_What the exercise asks_. Give the number of lines in the records below that include the word "tema", and add nothing to it.

_Material for this task_.
======

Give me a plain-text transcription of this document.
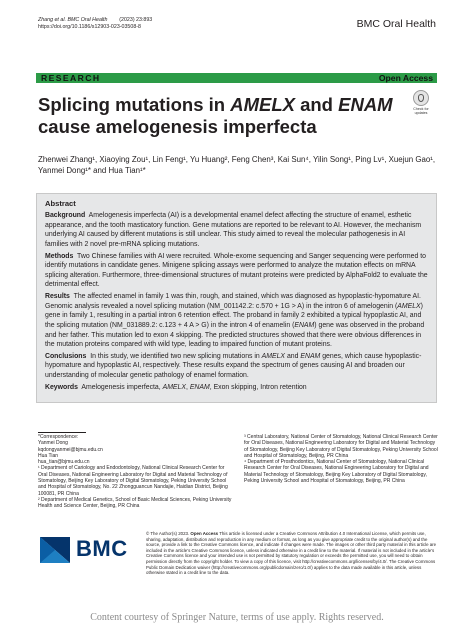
Zhang et al. BMC Oral Health (2023) 23:893
https://doi.org/10.1186/s12903-023-03508-8	BMC Oral Health
RESEARCH	Open Access
Splicing mutations in AMELX and ENAM cause amelogenesis imperfecta
Check for updates
Zhenwei Zhang¹, Xiaoying Zou¹, Lin Feng¹, Yu Huang², Feng Chen³, Kai Sun⁴, Yilin Song¹, Ping Lv¹, Xuejun Gao¹, Yanmei Dong¹* and Hua Tian¹*
Abstract

Background Amelogenesis imperfecta (AI) is a developmental enamel defect affecting the structure of enamel, esthetic appearance, and the tooth masticatory function. Gene mutations are reported to be relevant to AI. However, the mechanism underlying AI caused by different mutations is still unclear. This study aimed to reveal the molecular pathogenesis in AI families with 2 novel pre-mRNA splicing mutations.

Methods Two Chinese families with AI were recruited. Whole-exome sequencing and Sanger sequencing were performed to identify mutations in candidate genes. Minigene splicing assays were performed to analyze the mutation effects on mRNA splicing alteration. Furthermore, three-dimensional structures of mutant proteins were predicted by AlphaFold2 to evaluate the detrimental effect.

Results The affected enamel in family 1 was thin, rough, and stained, which was diagnosed as hypoplastic-hypomature AI. Genomic analysis revealed a novel splicing mutation (NM_001142.2: c.570 + 1G > A) in the intron 6 of amelogenin (AMELX) gene in family 1, resulting in a partial intron 6 retention effect. The proband in family 2 exhibited a typical hypoplastic AI, and the splicing mutation (NM_031889.2: c.123 + 4 A > G) in the intron 4 of enamelin (ENAM) gene was observed in the proband and her father. This mutation led to exon 4 skipping. The predicted structures showed that there were obvious differences in the mutation proteins compared with wild type, leading to impaired function of mutant proteins.

Conclusions In this study, we identified two new splicing mutations in AMELX and ENAM genes, which cause hypoplastic-hypomature and hypoplastic AI, respectively. These results expand the spectrum of genes causing AI and broaden our understanding of molecular genetic pathology of enamel formation.

Keywords Amelogenesis imperfecta, AMELX, ENAM, Exon skipping, Intron retention

*Correspondence:
Yanmei Dong
kqdongyanmei@bjmu.edu.cn
Hua Tian
hua_tian@bjmu.edu.cn
¹ Department of Cariology and Endodontology, National Clinical Research Center for Oral Diseases, National Engineering Laboratory for Digital and Material Technology of Stomatology, Beijing Key Laboratory of Digital Stomatology, Peking University School and Hospital of Stomatology, No. 22 Zhongguancun Nandajie, Haidian District, Beijing 100081, PR China
² Department of Medical Genetics, School of Basic Medical Sciences, Peking University Health and Science Center, Beijing, PR China
³ Central Laboratory, National Center of Stomatology, National Clinical Research Center for Oral Diseases, National Engineering Laboratory for Digital and Material Technology of Stomatology, Beijing Key Laboratory of Digital Stomatology, Peking University School and Hospital of Stomatology, Beijing, PR China
⁴ Department of Prosthodontics, National Center of Stomatology, National Clinical Research Center for Oral Diseases, National Engineering Laboratory for Digital and Material Technology of Stomatology, Beijing Key Laboratory of Digital Stomatology, Peking University School and Hospital of Stomatology, Beijing, PR China
BMC
© The Author(s) 2023. Open Access This article is licensed under a Creative Commons Attribution 4.0 International License, which permits use, sharing, adaptation, distribution and reproduction in any medium or format, as long as you give appropriate credit to the original author(s) and the source, provide a link to the Creative Commons licence, and indicate if changes were made. The images or other third party material in this article are included in the article's Creative Commons licence, unless indicated otherwise in a credit line to the material. If material is not included in the article's Creative Commons licence and your intended use is not permitted by statutory regulation or exceeds the permitted use, you will need to obtain permission directly from the copyright holder. To view a copy of this licence, visit http://creativecommons.org/licenses/by/4.0/. The Creative Commons Public Domain Dedication waiver (http://creativecommons.org/publicdomain/zero/1.0/) applies to the data made available in this article, unless otherwise stated in a credit line to the data.
Content courtesy of Springer Nature, terms of use apply. Rights reserved.
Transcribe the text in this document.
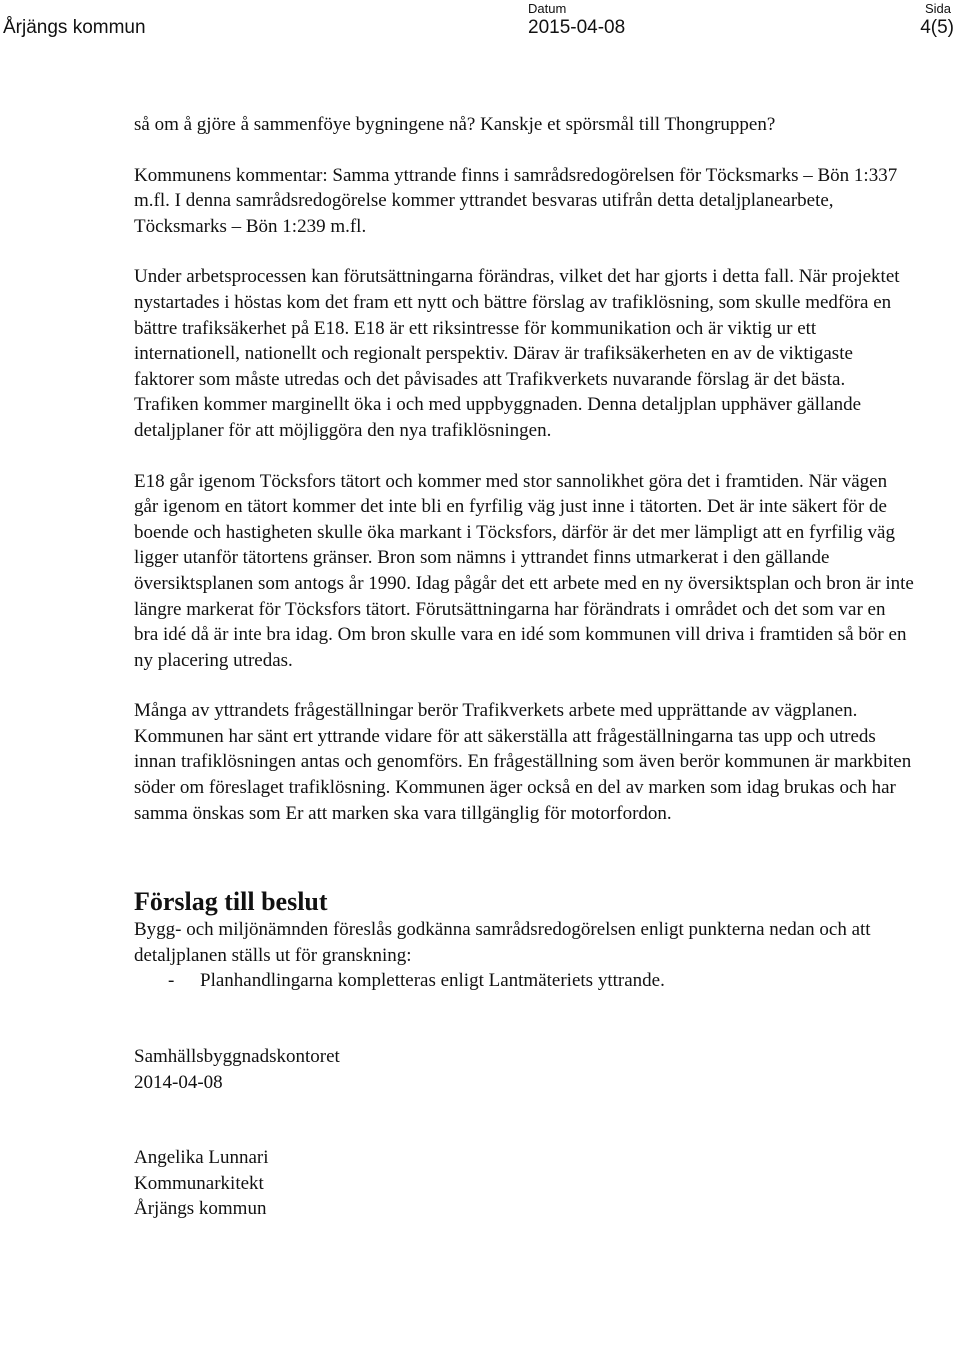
Årjängs kommun
Datum
2015-04-08
Sida
4(5)

så om å gjöre å sammenföye bygningene nå? Kanskje et spörsmål till Thongruppen?

Kommunens kommentar: Samma yttrande finns i samrådsredogörelsen för Töcksmarks – Bön 1:337 m.fl. I denna samrådsredogörelse kommer yttrandet besvaras utifrån detta detaljplanearbete, Töcksmarks – Bön 1:239 m.fl.

Under arbetsprocessen kan förutsättningarna förändras, vilket det har gjorts i detta fall. När projektet nystartades i höstas kom det fram ett nytt och bättre förslag av trafiklösning, som skulle medföra en bättre trafiksäkerhet på E18. E18 är ett riksintresse för kommunikation och är viktig ur ett internationell, nationellt och regionalt perspektiv. Därav är trafiksäkerheten en av de viktigaste faktorer som måste utredas och det påvisades att Trafikverkets nuvarande förslag är det bästa. Trafiken kommer marginellt öka i och med uppbyggnaden. Denna detaljplan upphäver gällande detaljplaner för att möjliggöra den nya trafiklösningen.

E18 går igenom Töcksfors tätort och kommer med stor sannolikhet göra det i framtiden. När vägen går igenom en tätort kommer det inte bli en fyrfilig väg just inne i tätorten. Det är inte säkert för de boende och hastigheten skulle öka markant i Töcksfors, därför är det mer lämpligt att en fyrfilig väg ligger utanför tätortens gränser. Bron som nämns i yttrandet finns utmarkerat i den gällande översiktsplanen som antogs år 1990. Idag pågår det ett arbete med en ny översiktsplan och bron är inte längre markerat för Töcksfors tätort. Förutsättningarna har förändrats i området och det som var en bra idé då är inte bra idag. Om bron skulle vara en idé som kommunen vill driva i framtiden så bör en ny placering utredas.

Många av yttrandets frågeställningar berör Trafikverkets arbete med upprättande av vägplanen. Kommunen har sänt ert yttrande vidare för att säkerställa att frågeställningarna tas upp och utreds innan trafiklösningen antas och genomförs. En frågeställning som även berör kommunen är markbiten söder om föreslaget trafiklösning. Kommunen äger också en del av marken som idag brukas och har samma önskas som Er att marken ska vara tillgänglig för motorfordon.

Förslag till beslut

Bygg- och miljönämnden föreslås godkänna samrådsredogörelsen enligt punkterna nedan och att detaljplanen ställs ut för granskning:

-	Planhandlingarna kompletteras enligt Lantmäteriets yttrande.

Samhällsbyggnadskontoret

2014-04-08

Angelika Lunnari

Kommunarkitekt

Årjängs kommun
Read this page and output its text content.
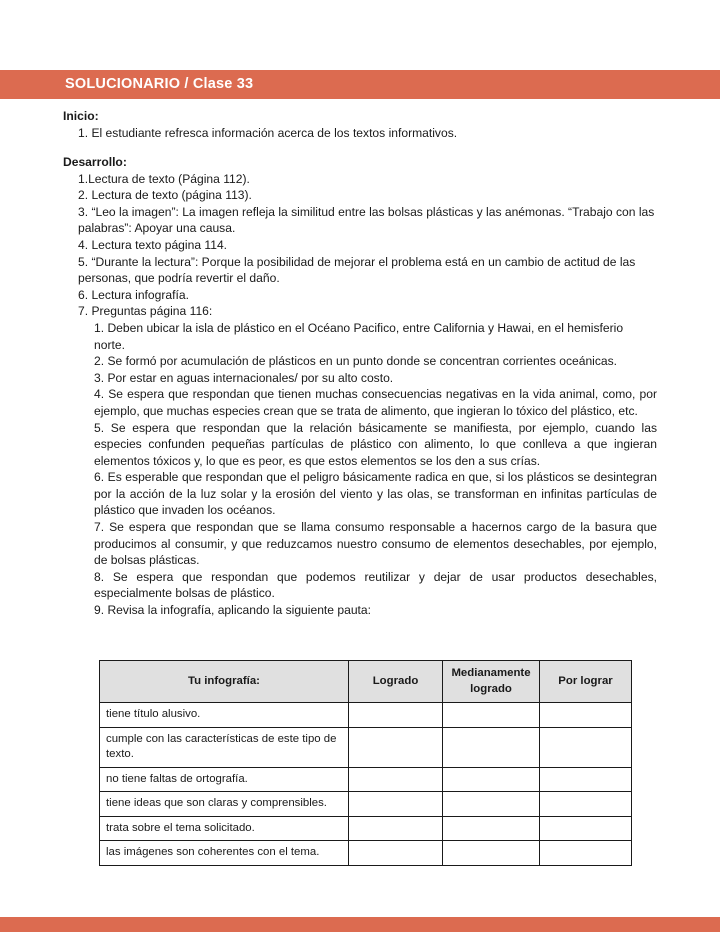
SOLUCIONARIO / Clase 33

Inicio:

1. El estudiante refresca información acerca de los textos informativos.

Desarrollo:

1.Lectura de texto (Página 112).

2. Lectura de texto (página 113).

3. “Leo la imagen”: La imagen refleja la similitud entre las bolsas plásticas y las anémonas. “Trabajo con las palabras”: Apoyar una causa.

4. Lectura texto página 114.

5. “Durante la lectura”: Porque la posibilidad de mejorar el problema está en un cambio de actitud de las personas, que podría revertir el daño.

6. Lectura infografía.

7. Preguntas página 116:

1. Deben ubicar la isla de plástico en el Océano Pacifico, entre California y Hawai, en el hemisferio norte.

2. Se formó por acumulación de plásticos en un punto donde se concentran corrientes oceánicas.

3. Por estar en aguas internacionales/ por su alto costo.

4. Se espera que respondan que tienen muchas consecuencias negativas en la vida animal, como, por ejemplo, que muchas especies crean que se trata de alimento, que ingieran lo tóxico del plástico, etc.

5. Se espera que respondan que la relación básicamente se manifiesta, por ejemplo, cuando las especies confunden pequeñas partículas de plástico con alimento, lo que conlleva a que ingieran elementos tóxicos y, lo que es peor, es que estos elementos se los den a sus crías.

6. Es esperable que respondan que el peligro básicamente radica en que, si los plásticos se desintegran por la acción de la luz solar y la erosión del viento y las olas, se transforman en infinitas partículas de plástico que invaden los océanos.

7. Se espera que respondan que se llama consumo responsable a hacernos cargo de la basura que producimos al consumir, y que reduzcamos nuestro consumo de elementos desechables, por ejemplo, de bolsas plásticas.

8. Se espera que respondan que podemos reutilizar y dejar de usar productos desechables, especialmente bolsas de plástico.

9. Revisa la infografía, aplicando la siguiente pauta:

Tu infografía:	Logrado	Medianamente logrado	Por lograr
tiene título alusivo.			
cumple con las características de este tipo de texto.			
no tiene faltas de ortografía.			
tiene ideas que son claras y comprensibles.			
trata sobre el tema solicitado.			
las imágenes son coherentes con el tema.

======

_Written solution_. 2